====== TASK MATERIAL ======

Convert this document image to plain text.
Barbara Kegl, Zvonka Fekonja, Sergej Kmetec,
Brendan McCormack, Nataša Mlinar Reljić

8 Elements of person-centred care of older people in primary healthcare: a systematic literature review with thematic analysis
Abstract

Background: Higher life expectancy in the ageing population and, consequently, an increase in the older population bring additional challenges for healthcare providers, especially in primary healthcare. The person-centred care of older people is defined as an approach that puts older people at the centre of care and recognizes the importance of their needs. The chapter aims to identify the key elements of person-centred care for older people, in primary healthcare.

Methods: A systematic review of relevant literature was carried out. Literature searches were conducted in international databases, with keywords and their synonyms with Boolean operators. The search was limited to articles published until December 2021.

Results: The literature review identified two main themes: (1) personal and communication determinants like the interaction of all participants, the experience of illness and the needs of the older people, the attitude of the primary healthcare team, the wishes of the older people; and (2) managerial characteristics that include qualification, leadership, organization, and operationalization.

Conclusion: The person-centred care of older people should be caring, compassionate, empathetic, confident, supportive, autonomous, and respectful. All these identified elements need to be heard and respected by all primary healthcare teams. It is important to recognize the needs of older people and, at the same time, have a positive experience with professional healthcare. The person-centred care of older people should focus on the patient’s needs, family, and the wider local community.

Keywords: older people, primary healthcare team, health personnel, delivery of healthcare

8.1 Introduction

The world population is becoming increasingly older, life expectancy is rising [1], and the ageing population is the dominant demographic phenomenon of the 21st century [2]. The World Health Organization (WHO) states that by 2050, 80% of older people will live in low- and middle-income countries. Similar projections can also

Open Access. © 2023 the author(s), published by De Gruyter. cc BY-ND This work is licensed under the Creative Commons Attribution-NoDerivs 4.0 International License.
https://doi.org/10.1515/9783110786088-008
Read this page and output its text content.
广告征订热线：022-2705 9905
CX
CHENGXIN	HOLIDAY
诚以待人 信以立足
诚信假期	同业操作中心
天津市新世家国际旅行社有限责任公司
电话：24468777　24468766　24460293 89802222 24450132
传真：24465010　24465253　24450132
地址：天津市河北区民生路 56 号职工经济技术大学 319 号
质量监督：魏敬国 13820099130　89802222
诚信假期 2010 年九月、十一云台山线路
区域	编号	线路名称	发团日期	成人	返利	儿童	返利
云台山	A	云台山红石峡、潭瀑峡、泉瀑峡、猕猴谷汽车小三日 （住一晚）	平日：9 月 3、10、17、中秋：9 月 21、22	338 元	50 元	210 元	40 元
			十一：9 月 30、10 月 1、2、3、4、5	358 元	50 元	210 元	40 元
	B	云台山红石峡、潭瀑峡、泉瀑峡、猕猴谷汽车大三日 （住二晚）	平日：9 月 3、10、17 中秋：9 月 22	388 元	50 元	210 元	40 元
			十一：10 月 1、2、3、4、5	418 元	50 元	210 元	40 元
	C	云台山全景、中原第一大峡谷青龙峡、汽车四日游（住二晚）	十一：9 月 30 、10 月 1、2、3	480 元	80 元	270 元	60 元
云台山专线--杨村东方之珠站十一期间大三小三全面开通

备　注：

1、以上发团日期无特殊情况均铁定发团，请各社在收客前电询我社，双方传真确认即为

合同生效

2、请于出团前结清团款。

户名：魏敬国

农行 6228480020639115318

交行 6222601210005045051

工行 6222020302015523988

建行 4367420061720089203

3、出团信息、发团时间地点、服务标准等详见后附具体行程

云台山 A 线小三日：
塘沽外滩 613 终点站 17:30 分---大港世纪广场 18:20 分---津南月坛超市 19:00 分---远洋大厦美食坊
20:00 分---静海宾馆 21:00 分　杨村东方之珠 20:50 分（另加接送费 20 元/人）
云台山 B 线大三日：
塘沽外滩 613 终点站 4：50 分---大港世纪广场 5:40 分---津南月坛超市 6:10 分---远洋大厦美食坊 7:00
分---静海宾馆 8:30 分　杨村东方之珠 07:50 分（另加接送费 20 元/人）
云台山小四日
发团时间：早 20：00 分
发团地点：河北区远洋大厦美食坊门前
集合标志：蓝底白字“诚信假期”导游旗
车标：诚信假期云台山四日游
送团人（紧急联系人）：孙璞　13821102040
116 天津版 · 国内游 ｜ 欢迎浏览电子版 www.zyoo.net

======

*REQUIRED TASK:*
Print the complete listing again, exactly as it stands.

*EXERCISE SOLUTION:*
Convert this document image to plain text.
Barbara Kegl, Zvonka Fekonja, Sergej Kmetec,
Brendan McCormack, Nataša Mlinar Reljić

8 Elements of person-centred care of older people in primary healthcare: a systematic literature review with thematic analysis
Abstract

Background: Higher life expectancy in the ageing population and, consequently, an increase in the older population bring additional challenges for healthcare providers, especially in primary healthcare. The person-centred care of older people is defined as an approach that puts older people at the centre of care and recognizes the importance of their needs. The chapter aims to identify the key elements of person-centred care for older people, in primary healthcare.

Methods: A systematic review of relevant literature was carried out. Literature searches were conducted in international databases, with keywords and their synonyms with Boolean operators. The search was limited to articles published until December 2021.

Results: The literature review identified two main themes: (1) personal and communication determinants like the interaction of all participants, the experience of illness and the needs of the older people, the attitude of the primary healthcare team, the wishes of the older people; and (2) managerial characteristics that include qualification, leadership, organization, and operationalization.

Conclusion: The person-centred care of older people should be caring, compassionate, empathetic, confident, supportive, autonomous, and respectful. All these identified elements need to be heard and respected by all primary healthcare teams. It is important to recognize the needs of older people and, at the same time, have a positive experience with professional healthcare. The person-centred care of older people should focus on the patient’s needs, family, and the wider local community.

Keywords: older people, primary healthcare team, health personnel, delivery of healthcare

8.1 Introduction

The world population is becoming increasingly older, life expectancy is rising [1], and the ageing population is the dominant demographic phenomenon of the 21st century [2]. The World Health Organization (WHO) states that by 2050, 80% of older people will live in low- and middle-income countries. Similar projections can also

Open Access. © 2023 the author(s), published by De Gruyter. cc BY-ND This work is licensed under the Creative Commons Attribution-NoDerivs 4.0 International License.
https://doi.org/10.1515/9783110786088-008
Read this page and output its text content.
广告征订热线：022-2705 9905
CX
CHENGXIN	HOLIDAY
诚以待人 信以立足
诚信假期	同业操作中心
天津市新世家国际旅行社有限责任公司
电话：24468777　24468766　24460293 89802222 24450132
传真：24465010　24465253　24450132
地址：天津市河北区民生路 56 号职工经济技术大学 319 号
质量监督：魏敬国 13820099130　89802222
诚信假期 2010 年九月、十一云台山线路
区域	编号	线路名称	发团日期	成人	返利	儿童	返利
云台山	A	云台山红石峡、潭瀑峡、泉瀑峡、猕猴谷汽车小三日 （住一晚）	平日：9 月 3、10、17、中秋：9 月 21、22	338 元	50 元	210 元	40 元
			十一：9 月 30、10 月 1、2、3、4、5	358 元	50 元	210 元	40 元
	B	云台山红石峡、潭瀑峡、泉瀑峡、猕猴谷汽车大三日 （住二晚）	平日：9 月 3、10、17 中秋：9 月 22	388 元	50 元	210 元	40 元
			十一：10 月 1、2、3、4、5	418 元	50 元	210 元	40 元
	C	云台山全景、中原第一大峡谷青龙峡、汽车四日游（住二晚）	十一：9 月 30 、10 月 1、2、3	480 元	80 元	270 元	60 元
云台山专线--杨村东方之珠站十一期间大三小三全面开通

备　注：

1、以上发团日期无特殊情况均铁定发团，请各社在收客前电询我社，双方传真确认即为

合同生效

2、请于出团前结清团款。

户名：魏敬国

农行 6228480020639115318

交行 6222601210005045051

工行 6222020302015523988

建行 4367420061720089203

3、出团信息、发团时间地点、服务标准等详见后附具体行程

云台山 A 线小三日：
塘沽外滩 613 终点站 17:30 分---大港世纪广场 18:20 分---津南月坛超市 19:00 分---远洋大厦美食坊
20:00 分---静海宾馆 21:00 分　杨村东方之珠 20:50 分（另加接送费 20 元/人）
云台山 B 线大三日：
塘沽外滩 613 终点站 4：50 分---大港世纪广场 5:40 分---津南月坛超市 6:10 分---远洋大厦美食坊 7:00
分---静海宾馆 8:30 分　杨村东方之珠 07:50 分（另加接送费 20 元/人）
云台山小四日
发团时间：早 20：00 分
发团地点：河北区远洋大厦美食坊门前
集合标志：蓝底白字“诚信假期”导游旗
车标：诚信假期云台山四日游
送团人（紧急联系人）：孙璞　13821102040
116 天津版 · 国内游 ｜ 欢迎浏览电子版 www.zyoo.net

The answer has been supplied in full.